• _ARTICLE_:
- - - -
I would really appreciate it if someone could test, try, improve this code, maybe in an issue-778 branch...

The simple test setup is -

$ rm -f ~/.tidyrc # clean runtimes
$ sudo rm -f /etc/tidy.conf # clean
$ echo "indent: auto" > test.conf # setup a local config
$ echo "hullo world" | tidy -config test.conf # html output should be indented
$ sudo touch /etc/tidy.conf # create null
$ echo "hullo world" | tidy -config test.conf # output indent lost
$ sudo rm -f /etc/tidy.conf # clean up

Look forward to further feedback... thanks...

@ler762
Copy link
Contributor Author

ler762 commented Nov 22, 2018

@geoffmcl I see two different problems:

Issue 1: don't adjust the config until you have the complete config

If /etc/tidy.conf and ~/.tidyrc don't exist the regression tests all pass.
touch ~/.tidyrc and run the regression tests - some fail.
- - - -
(Recorded data)
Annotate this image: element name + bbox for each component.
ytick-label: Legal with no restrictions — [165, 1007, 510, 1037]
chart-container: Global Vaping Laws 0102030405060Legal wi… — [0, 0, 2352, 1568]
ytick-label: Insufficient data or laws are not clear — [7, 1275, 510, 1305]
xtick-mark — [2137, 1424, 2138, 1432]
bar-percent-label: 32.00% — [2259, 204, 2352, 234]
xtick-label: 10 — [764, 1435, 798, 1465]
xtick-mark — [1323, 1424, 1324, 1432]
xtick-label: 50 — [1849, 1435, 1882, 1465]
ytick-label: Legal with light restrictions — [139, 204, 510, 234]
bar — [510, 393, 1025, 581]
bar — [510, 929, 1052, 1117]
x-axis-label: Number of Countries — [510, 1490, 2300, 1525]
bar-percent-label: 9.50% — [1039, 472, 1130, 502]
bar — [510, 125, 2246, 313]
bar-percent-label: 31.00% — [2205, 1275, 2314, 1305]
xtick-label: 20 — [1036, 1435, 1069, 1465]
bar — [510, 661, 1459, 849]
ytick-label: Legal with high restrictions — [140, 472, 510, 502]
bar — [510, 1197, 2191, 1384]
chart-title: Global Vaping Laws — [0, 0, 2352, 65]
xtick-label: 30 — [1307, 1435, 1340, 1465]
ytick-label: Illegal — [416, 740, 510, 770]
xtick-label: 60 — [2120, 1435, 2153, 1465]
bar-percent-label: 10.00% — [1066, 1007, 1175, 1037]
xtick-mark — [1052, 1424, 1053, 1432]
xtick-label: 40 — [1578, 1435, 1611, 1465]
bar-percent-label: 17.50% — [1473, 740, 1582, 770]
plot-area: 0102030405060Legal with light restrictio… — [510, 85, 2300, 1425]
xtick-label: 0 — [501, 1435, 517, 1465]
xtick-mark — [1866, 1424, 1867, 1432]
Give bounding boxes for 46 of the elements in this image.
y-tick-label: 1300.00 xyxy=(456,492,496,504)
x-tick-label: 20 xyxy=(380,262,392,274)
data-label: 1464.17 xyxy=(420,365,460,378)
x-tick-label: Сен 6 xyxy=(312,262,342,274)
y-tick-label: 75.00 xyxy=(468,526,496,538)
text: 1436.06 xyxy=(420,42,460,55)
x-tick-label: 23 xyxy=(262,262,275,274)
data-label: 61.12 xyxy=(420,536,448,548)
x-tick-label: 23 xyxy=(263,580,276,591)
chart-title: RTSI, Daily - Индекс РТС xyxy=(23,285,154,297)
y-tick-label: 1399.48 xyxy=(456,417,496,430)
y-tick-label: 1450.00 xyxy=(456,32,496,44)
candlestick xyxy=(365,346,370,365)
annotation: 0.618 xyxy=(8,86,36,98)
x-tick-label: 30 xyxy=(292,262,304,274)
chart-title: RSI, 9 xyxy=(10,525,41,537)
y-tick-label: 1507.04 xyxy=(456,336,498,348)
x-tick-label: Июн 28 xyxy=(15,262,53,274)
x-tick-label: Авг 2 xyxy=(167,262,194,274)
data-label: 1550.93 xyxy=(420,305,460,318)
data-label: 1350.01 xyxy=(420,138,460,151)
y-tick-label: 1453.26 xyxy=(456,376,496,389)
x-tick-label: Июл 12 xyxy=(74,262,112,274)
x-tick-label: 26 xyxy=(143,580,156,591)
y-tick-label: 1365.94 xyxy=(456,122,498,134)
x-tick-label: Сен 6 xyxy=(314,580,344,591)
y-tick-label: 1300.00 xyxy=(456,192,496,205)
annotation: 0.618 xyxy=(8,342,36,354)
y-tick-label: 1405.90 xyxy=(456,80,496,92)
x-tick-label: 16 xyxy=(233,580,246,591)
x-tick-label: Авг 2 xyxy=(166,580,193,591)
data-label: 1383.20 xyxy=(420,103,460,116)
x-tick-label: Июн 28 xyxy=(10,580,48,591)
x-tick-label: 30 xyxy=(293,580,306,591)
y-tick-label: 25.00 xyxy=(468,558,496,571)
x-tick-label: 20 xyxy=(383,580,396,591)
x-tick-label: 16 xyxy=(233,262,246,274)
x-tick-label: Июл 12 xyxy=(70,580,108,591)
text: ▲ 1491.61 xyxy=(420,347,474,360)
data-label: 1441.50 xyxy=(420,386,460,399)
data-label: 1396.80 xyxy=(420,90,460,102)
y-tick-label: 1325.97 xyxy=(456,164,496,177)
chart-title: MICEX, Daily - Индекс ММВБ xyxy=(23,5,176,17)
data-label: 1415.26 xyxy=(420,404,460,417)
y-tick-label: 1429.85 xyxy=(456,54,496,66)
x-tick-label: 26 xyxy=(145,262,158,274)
- - - -
• _TASK REQUIREMENTS_:
1. Transcribe part of the tidy config thread, beginning at the words "ler762 commented Nov" and stopping after "tests all pass.".
2. According to the tidy config thread, under what condition do the regression tests all pass?

• _SOLUTIONS IN ORDER_:
1.
ler762 commented Nov 22, 2018

@geoffmcl I see two different problems:

Issue 1: don't adjust the config until you have the complete config

If /etc/tidy.conf and ~/.tidyrc don't exist the regression tests all pass.

2. They all pass if /etc/tidy.conf and ~/.tidyrc don't exist.